DATA IN THIS EXERCISE
────────────────

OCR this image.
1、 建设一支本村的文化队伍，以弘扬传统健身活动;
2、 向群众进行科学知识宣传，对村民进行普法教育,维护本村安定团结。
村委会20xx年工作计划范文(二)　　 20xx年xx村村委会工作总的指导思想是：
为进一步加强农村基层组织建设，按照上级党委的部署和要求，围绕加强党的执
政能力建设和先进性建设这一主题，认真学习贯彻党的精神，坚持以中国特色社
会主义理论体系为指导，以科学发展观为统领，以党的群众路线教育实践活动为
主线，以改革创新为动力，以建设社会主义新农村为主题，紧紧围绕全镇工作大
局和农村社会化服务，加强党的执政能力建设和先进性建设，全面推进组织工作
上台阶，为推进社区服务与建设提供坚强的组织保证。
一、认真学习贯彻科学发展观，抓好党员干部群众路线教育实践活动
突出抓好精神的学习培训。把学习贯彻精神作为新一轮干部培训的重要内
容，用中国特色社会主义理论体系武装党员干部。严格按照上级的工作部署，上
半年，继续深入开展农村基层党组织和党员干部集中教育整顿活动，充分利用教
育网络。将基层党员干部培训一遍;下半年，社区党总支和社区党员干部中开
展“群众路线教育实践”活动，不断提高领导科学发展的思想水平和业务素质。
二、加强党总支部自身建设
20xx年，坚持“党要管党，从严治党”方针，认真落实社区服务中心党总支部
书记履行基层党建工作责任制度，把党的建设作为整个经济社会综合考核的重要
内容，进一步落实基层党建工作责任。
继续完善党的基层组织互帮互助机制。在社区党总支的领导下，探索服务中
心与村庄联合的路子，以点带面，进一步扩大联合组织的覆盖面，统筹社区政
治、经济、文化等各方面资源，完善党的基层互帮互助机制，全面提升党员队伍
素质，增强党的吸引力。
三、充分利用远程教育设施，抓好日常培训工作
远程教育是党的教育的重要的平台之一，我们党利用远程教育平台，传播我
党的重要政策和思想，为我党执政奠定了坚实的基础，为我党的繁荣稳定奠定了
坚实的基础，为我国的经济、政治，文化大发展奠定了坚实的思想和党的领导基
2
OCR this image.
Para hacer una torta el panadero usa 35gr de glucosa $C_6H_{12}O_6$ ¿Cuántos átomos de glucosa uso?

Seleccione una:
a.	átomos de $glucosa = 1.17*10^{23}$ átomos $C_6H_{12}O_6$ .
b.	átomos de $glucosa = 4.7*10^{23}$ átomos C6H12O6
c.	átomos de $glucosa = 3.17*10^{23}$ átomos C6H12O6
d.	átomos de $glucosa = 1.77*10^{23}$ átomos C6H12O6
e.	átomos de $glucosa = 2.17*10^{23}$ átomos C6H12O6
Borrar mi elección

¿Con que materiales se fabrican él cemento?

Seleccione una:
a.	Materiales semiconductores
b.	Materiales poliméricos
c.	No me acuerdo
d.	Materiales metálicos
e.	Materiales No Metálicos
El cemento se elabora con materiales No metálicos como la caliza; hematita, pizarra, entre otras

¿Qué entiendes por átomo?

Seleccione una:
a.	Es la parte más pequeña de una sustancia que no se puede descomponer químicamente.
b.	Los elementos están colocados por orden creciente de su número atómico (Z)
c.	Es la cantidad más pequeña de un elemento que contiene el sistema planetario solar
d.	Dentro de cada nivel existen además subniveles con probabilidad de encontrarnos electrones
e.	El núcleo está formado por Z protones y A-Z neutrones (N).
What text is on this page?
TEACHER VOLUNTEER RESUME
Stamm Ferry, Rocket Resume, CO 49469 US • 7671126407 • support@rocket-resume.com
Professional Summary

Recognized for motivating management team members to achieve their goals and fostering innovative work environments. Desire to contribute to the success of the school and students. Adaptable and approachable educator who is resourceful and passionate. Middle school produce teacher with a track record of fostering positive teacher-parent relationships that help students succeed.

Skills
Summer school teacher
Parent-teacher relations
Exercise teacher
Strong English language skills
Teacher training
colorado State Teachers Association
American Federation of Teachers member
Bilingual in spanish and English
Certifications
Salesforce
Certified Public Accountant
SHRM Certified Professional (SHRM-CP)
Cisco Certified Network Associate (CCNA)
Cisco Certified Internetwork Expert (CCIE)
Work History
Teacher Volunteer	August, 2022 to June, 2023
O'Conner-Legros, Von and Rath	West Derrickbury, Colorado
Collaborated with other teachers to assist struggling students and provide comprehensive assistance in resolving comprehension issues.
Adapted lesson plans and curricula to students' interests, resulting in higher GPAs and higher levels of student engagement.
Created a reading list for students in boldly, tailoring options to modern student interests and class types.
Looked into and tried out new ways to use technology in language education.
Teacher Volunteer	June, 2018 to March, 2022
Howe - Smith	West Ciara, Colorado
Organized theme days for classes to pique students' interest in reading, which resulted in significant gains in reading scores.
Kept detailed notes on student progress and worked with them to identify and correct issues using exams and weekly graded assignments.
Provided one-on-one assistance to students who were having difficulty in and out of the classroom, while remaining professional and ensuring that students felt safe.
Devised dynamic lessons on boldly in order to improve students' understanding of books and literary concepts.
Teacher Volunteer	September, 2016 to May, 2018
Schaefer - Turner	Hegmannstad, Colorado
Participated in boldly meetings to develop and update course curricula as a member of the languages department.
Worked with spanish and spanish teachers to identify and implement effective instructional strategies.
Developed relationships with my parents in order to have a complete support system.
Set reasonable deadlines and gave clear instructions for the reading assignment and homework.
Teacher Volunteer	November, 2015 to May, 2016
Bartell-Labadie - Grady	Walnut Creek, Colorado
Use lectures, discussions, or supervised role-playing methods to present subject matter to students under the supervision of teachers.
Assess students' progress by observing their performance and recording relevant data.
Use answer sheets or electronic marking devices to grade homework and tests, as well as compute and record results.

────────────────

WHAT YOU NEED TO DO
Transcribe the entire listing above precisely.

TASK ANSWER
OCR this image.
1、 建设一支本村的文化队伍，以弘扬传统健身活动;
2、 向群众进行科学知识宣传，对村民进行普法教育,维护本村安定团结。
村委会20xx年工作计划范文(二)　　 20xx年xx村村委会工作总的指导思想是：
为进一步加强农村基层组织建设，按照上级党委的部署和要求，围绕加强党的执
政能力建设和先进性建设这一主题，认真学习贯彻党的精神，坚持以中国特色社
会主义理论体系为指导，以科学发展观为统领，以党的群众路线教育实践活动为
主线，以改革创新为动力，以建设社会主义新农村为主题，紧紧围绕全镇工作大
局和农村社会化服务，加强党的执政能力建设和先进性建设，全面推进组织工作
上台阶，为推进社区服务与建设提供坚强的组织保证。
一、认真学习贯彻科学发展观，抓好党员干部群众路线教育实践活动
突出抓好精神的学习培训。把学习贯彻精神作为新一轮干部培训的重要内
容，用中国特色社会主义理论体系武装党员干部。严格按照上级的工作部署，上
半年，继续深入开展农村基层党组织和党员干部集中教育整顿活动，充分利用教
育网络。将基层党员干部培训一遍;下半年，社区党总支和社区党员干部中开
展“群众路线教育实践”活动，不断提高领导科学发展的思想水平和业务素质。
二、加强党总支部自身建设
20xx年，坚持“党要管党，从严治党”方针，认真落实社区服务中心党总支部
书记履行基层党建工作责任制度，把党的建设作为整个经济社会综合考核的重要
内容，进一步落实基层党建工作责任。
继续完善党的基层组织互帮互助机制。在社区党总支的领导下，探索服务中
心与村庄联合的路子，以点带面，进一步扩大联合组织的覆盖面，统筹社区政
治、经济、文化等各方面资源，完善党的基层互帮互助机制，全面提升党员队伍
素质，增强党的吸引力。
三、充分利用远程教育设施，抓好日常培训工作
远程教育是党的教育的重要的平台之一，我们党利用远程教育平台，传播我
党的重要政策和思想，为我党执政奠定了坚实的基础，为我党的繁荣稳定奠定了
坚实的基础，为我国的经济、政治，文化大发展奠定了坚实的思想和党的领导基
2
OCR this image.
Para hacer una torta el panadero usa 35gr de glucosa $C_6H_{12}O_6$ ¿Cuántos átomos de glucosa uso?

Seleccione una:
a.	átomos de $glucosa = 1.17*10^{23}$ átomos $C_6H_{12}O_6$ .
b.	átomos de $glucosa = 4.7*10^{23}$ átomos C6H12O6
c.	átomos de $glucosa = 3.17*10^{23}$ átomos C6H12O6
d.	átomos de $glucosa = 1.77*10^{23}$ átomos C6H12O6
e.	átomos de $glucosa = 2.17*10^{23}$ átomos C6H12O6
Borrar mi elección

¿Con que materiales se fabrican él cemento?

Seleccione una:
a.	Materiales semiconductores
b.	Materiales poliméricos
c.	No me acuerdo
d.	Materiales metálicos
e.	Materiales No Metálicos
El cemento se elabora con materiales No metálicos como la caliza; hematita, pizarra, entre otras

¿Qué entiendes por átomo?

Seleccione una:
a.	Es la parte más pequeña de una sustancia que no se puede descomponer químicamente.
b.	Los elementos están colocados por orden creciente de su número atómico (Z)
c.	Es la cantidad más pequeña de un elemento que contiene el sistema planetario solar
d.	Dentro de cada nivel existen además subniveles con probabilidad de encontrarnos electrones
e.	El núcleo está formado por Z protones y A-Z neutrones (N).
What text is on this page?
TEACHER VOLUNTEER RESUME
Stamm Ferry, Rocket Resume, CO 49469 US • 7671126407 • support@rocket-resume.com
Professional Summary

Recognized for motivating management team members to achieve their goals and fostering innovative work environments. Desire to contribute to the success of the school and students. Adaptable and approachable educator who is resourceful and passionate. Middle school produce teacher with a track record of fostering positive teacher-parent relationships that help students succeed.

Skills
Summer school teacher
Parent-teacher relations
Exercise teacher
Strong English language skills
Teacher training
colorado State Teachers Association
American Federation of Teachers member
Bilingual in spanish and English
Certifications
Salesforce
Certified Public Accountant
SHRM Certified Professional (SHRM-CP)
Cisco Certified Network Associate (CCNA)
Cisco Certified Internetwork Expert (CCIE)
Work History
Teacher Volunteer	August, 2022 to June, 2023
O'Conner-Legros, Von and Rath	West Derrickbury, Colorado
Collaborated with other teachers to assist struggling students and provide comprehensive assistance in resolving comprehension issues.
Adapted lesson plans and curricula to students' interests, resulting in higher GPAs and higher levels of student engagement.
Created a reading list for students in boldly, tailoring options to modern student interests and class types.
Looked into and tried out new ways to use technology in language education.
Teacher Volunteer	June, 2018 to March, 2022
Howe - Smith	West Ciara, Colorado
Organized theme days for classes to pique students' interest in reading, which resulted in significant gains in reading scores.
Kept detailed notes on student progress and worked with them to identify and correct issues using exams and weekly graded assignments.
Provided one-on-one assistance to students who were having difficulty in and out of the classroom, while remaining professional and ensuring that students felt safe.
Devised dynamic lessons on boldly in order to improve students' understanding of books and literary concepts.
Teacher Volunteer	September, 2016 to May, 2018
Schaefer - Turner	Hegmannstad, Colorado
Participated in boldly meetings to develop and update course curricula as a member of the languages department.
Worked with spanish and spanish teachers to identify and implement effective instructional strategies.
Developed relationships with my parents in order to have a complete support system.
Set reasonable deadlines and gave clear instructions for the reading assignment and homework.
Teacher Volunteer	November, 2015 to May, 2016
Bartell-Labadie - Grady	Walnut Creek, Colorado
Use lectures, discussions, or supervised role-playing methods to present subject matter to students under the supervision of teachers.
Assess students' progress by observing their performance and recording relevant data.
Use answer sheets or electronic marking devices to grade homework and tests, as well as compute and record results.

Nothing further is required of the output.